Search the listing below for the word "pour" and copy each line that holds it.

### Stored records
———

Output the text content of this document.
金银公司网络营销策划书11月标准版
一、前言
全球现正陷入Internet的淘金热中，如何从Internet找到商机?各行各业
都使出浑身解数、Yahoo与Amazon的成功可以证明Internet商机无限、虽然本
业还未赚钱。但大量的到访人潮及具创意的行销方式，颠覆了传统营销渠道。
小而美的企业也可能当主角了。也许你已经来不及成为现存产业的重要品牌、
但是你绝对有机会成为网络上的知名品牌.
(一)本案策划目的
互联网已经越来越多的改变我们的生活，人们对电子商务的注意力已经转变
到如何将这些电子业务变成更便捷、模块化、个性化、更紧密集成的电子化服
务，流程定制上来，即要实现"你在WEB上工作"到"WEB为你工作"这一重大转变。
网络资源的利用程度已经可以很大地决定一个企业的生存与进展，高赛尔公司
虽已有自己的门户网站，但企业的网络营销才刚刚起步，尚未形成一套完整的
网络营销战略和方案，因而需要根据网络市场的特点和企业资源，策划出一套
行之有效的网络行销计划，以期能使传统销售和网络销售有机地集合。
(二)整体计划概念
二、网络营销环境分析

———

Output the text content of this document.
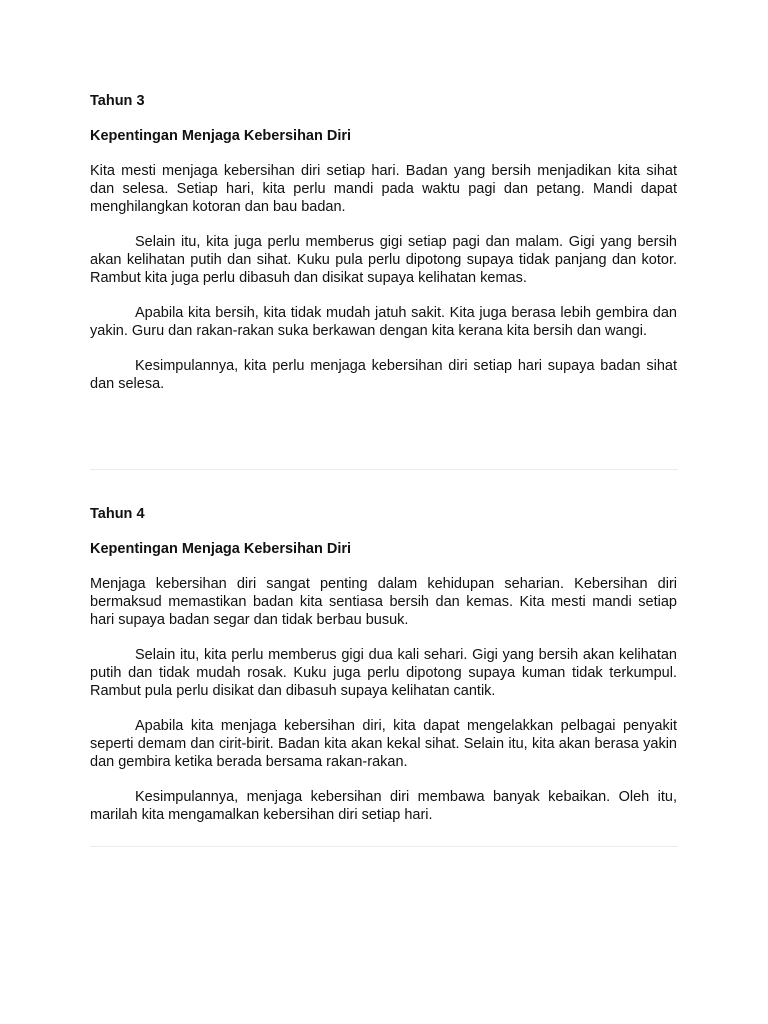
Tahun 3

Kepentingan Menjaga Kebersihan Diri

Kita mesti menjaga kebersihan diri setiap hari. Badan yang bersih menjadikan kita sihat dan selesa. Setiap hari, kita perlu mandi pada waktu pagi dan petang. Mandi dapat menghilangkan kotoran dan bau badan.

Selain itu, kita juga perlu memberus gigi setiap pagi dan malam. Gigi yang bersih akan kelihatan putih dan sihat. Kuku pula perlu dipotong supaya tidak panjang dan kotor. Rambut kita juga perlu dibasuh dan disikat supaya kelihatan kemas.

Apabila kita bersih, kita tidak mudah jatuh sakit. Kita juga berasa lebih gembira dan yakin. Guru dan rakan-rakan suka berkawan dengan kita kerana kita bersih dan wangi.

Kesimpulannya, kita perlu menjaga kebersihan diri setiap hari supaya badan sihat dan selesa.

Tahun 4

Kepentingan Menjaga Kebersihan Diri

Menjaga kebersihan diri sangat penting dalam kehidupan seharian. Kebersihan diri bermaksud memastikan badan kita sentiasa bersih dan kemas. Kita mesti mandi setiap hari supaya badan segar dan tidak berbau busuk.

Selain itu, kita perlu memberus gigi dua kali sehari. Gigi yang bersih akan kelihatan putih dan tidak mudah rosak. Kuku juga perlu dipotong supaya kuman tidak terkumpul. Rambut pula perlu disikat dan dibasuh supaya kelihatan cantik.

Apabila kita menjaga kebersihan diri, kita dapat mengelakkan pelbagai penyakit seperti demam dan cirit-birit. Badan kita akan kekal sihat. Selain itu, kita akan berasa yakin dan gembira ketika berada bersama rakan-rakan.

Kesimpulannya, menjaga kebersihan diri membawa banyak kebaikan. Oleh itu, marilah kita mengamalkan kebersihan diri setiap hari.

———

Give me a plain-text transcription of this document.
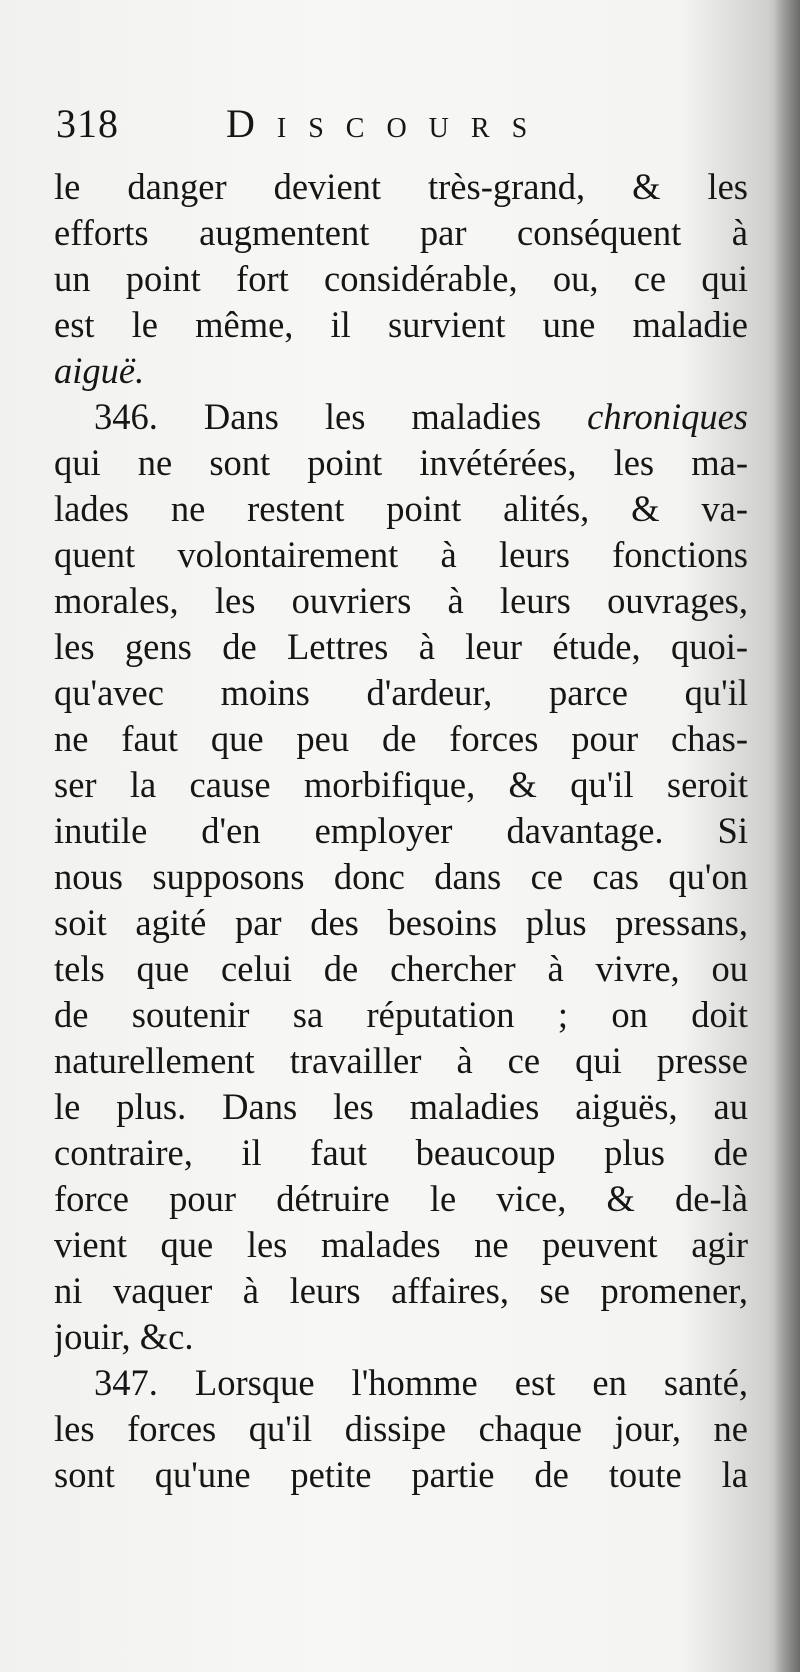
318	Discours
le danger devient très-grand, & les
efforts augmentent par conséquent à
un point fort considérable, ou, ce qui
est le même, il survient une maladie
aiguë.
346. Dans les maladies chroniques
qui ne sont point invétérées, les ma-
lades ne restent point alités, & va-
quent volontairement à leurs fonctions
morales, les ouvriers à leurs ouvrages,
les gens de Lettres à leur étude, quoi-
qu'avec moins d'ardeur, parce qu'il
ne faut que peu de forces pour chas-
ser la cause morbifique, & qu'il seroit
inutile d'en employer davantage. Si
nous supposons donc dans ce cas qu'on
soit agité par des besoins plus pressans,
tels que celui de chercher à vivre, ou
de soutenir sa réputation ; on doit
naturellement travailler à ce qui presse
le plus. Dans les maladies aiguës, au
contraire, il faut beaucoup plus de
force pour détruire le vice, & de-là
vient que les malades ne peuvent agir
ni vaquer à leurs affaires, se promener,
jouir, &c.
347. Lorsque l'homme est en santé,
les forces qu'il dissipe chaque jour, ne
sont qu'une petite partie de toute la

———

### Answer to the exercise
ne faut que peu de forces pour chas-
force pour détruire le vice, & de-là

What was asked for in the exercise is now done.